Task | Produce the listing below again, exactly as shown.

* * * * *

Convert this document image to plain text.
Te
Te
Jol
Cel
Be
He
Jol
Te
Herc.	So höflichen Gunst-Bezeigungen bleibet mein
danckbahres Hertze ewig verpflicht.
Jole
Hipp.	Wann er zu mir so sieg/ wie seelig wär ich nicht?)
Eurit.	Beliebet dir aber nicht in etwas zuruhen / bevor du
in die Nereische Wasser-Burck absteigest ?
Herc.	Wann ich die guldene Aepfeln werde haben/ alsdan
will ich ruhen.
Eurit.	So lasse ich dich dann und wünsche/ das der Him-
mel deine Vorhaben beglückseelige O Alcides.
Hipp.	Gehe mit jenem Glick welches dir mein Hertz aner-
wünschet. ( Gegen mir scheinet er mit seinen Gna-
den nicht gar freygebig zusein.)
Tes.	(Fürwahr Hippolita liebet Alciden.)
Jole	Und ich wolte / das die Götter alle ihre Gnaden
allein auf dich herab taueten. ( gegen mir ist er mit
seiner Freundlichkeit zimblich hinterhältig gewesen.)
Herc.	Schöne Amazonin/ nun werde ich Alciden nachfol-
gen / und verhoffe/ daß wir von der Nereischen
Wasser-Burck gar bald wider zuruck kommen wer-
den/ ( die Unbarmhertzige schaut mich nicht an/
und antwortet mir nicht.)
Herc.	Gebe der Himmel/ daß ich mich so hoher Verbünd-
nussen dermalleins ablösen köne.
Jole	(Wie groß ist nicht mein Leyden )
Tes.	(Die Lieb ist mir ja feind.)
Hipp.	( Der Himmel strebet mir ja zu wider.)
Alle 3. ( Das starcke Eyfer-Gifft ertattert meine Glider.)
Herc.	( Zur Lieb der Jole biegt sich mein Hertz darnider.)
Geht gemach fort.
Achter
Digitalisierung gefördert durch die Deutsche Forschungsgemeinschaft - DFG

* * * * *

Expected answer |
Convert this document image to plain text.
Te
Te
Jol
Cel
Be
He
Jol
Te
Herc.	So höflichen Gunst-Bezeigungen bleibet mein
danckbahres Hertze ewig verpflicht.
Jole
Hipp.	Wann er zu mir so sieg/ wie seelig wär ich nicht?)
Eurit.	Beliebet dir aber nicht in etwas zuruhen / bevor du
in die Nereische Wasser-Burck absteigest ?
Herc.	Wann ich die guldene Aepfeln werde haben/ alsdan
will ich ruhen.
Eurit.	So lasse ich dich dann und wünsche/ das der Him-
mel deine Vorhaben beglückseelige O Alcides.
Hipp.	Gehe mit jenem Glick welches dir mein Hertz aner-
wünschet. ( Gegen mir scheinet er mit seinen Gna-
den nicht gar freygebig zusein.)
Tes.	(Fürwahr Hippolita liebet Alciden.)
Jole	Und ich wolte / das die Götter alle ihre Gnaden
allein auf dich herab taueten. ( gegen mir ist er mit
seiner Freundlichkeit zimblich hinterhältig gewesen.)
Herc.	Schöne Amazonin/ nun werde ich Alciden nachfol-
gen / und verhoffe/ daß wir von der Nereischen
Wasser-Burck gar bald wider zuruck kommen wer-
den/ ( die Unbarmhertzige schaut mich nicht an/
und antwortet mir nicht.)
Herc.	Gebe der Himmel/ daß ich mich so hoher Verbünd-
nussen dermalleins ablösen köne.
Jole	(Wie groß ist nicht mein Leyden )
Tes.	(Die Lieb ist mir ja feind.)
Hipp.	( Der Himmel strebet mir ja zu wider.)
Alle 3. ( Das starcke Eyfer-Gifft ertattert meine Glider.)
Herc.	( Zur Lieb der Jole biegt sich mein Hertz darnider.)
Geht gemach fort.
Achter
Digitalisierung gefördert durch die Deutsche Forschungsgemeinschaft - DFG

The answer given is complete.